> **TO BE DONE**: Collect all lines from the records below that include the word "Detalle".
----- EXERCISE INPUT -----
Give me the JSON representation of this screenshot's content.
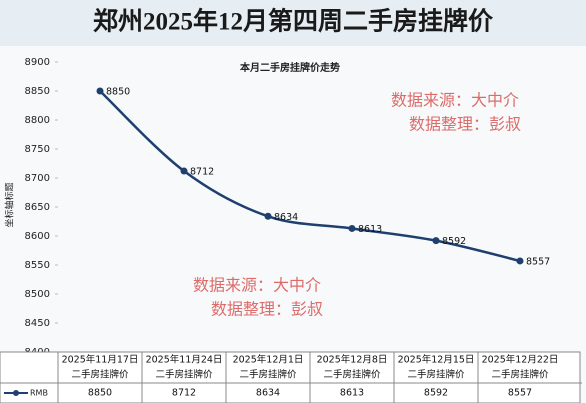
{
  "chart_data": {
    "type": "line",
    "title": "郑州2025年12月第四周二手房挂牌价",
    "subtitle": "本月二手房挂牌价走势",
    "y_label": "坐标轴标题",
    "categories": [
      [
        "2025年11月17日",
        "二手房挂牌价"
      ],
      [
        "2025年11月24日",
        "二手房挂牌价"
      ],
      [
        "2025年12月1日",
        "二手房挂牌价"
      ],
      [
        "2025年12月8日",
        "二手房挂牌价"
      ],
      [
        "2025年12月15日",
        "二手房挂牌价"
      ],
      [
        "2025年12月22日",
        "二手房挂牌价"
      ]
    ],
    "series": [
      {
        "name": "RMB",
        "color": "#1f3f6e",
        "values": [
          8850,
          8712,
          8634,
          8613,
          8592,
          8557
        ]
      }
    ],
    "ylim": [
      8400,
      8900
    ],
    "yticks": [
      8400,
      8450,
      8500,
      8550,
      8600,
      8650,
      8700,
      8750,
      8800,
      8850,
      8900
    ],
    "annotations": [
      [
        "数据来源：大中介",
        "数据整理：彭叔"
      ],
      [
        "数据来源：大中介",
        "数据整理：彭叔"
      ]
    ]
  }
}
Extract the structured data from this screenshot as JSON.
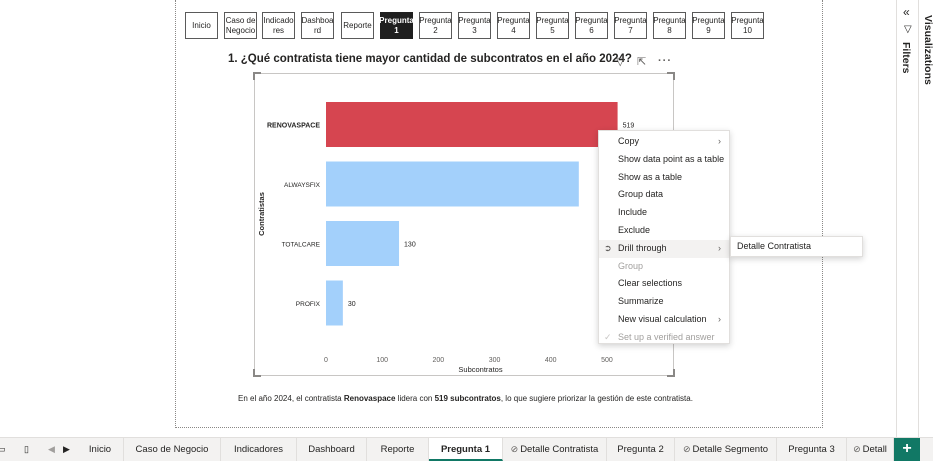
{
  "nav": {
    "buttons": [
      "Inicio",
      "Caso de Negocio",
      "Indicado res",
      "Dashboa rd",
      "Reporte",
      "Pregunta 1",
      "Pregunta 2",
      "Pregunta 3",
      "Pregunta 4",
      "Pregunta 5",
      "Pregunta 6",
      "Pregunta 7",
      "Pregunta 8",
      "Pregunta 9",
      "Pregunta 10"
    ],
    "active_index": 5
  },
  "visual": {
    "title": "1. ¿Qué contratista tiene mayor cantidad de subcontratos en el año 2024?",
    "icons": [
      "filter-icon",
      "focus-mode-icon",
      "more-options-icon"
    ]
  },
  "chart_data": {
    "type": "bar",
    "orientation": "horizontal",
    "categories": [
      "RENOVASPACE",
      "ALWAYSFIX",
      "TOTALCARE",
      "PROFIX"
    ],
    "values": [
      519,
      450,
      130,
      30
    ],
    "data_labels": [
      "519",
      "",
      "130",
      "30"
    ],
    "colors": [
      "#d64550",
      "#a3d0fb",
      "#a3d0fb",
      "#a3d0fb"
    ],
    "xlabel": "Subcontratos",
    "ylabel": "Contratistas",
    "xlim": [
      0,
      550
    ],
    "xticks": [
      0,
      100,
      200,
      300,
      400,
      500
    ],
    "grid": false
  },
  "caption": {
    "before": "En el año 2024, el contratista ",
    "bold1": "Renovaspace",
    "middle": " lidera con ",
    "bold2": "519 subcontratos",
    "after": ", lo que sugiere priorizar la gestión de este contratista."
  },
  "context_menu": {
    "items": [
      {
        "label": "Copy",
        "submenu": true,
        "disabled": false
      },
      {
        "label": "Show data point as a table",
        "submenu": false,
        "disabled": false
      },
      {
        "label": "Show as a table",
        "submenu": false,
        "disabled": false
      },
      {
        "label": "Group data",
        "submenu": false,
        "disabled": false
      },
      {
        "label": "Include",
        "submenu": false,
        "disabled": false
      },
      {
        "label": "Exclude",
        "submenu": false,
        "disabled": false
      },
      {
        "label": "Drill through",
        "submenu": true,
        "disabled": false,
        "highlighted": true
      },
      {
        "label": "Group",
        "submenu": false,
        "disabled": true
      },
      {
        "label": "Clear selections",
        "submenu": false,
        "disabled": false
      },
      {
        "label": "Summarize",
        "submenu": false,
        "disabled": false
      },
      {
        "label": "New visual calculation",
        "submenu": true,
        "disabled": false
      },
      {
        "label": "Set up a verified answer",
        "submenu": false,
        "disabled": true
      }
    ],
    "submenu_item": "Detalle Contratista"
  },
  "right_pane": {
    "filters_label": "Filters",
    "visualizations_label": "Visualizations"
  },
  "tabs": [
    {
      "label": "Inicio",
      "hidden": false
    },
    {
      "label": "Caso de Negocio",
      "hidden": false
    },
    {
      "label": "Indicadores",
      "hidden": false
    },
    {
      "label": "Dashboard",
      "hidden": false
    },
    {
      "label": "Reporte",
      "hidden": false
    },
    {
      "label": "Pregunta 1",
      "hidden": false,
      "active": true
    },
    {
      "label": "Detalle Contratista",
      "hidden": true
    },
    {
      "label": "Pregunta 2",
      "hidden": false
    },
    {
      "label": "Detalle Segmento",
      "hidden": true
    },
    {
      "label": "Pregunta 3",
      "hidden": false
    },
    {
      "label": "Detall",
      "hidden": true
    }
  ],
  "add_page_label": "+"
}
-----
> **FINISHED EXERCISE**:
    "submenu_item": "Detalle Contratista"
      "label": "Detalle Contratista",
      "label": "Detalle Segmento",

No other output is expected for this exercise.